Problem
Set down the whole listing verbatim.

___ Working data ___

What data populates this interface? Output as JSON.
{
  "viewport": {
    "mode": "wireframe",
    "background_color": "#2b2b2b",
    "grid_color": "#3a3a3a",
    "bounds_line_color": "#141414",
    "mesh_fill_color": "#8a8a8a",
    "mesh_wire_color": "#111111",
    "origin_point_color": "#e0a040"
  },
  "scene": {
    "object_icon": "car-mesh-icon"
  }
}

___

Full solution
What data populates this interface? Output as JSON.
{
  "viewport": {
    "mode": "wireframe",
    "background_color": "#2b2b2b",
    "grid_color": "#3a3a3a",
    "bounds_line_color": "#141414",
    "mesh_fill_color": "#8a8a8a",
    "mesh_wire_color": "#111111",
    "origin_point_color": "#e0a040"
  },
  "scene": {
    "object_icon": "car-mesh-icon"
  }
}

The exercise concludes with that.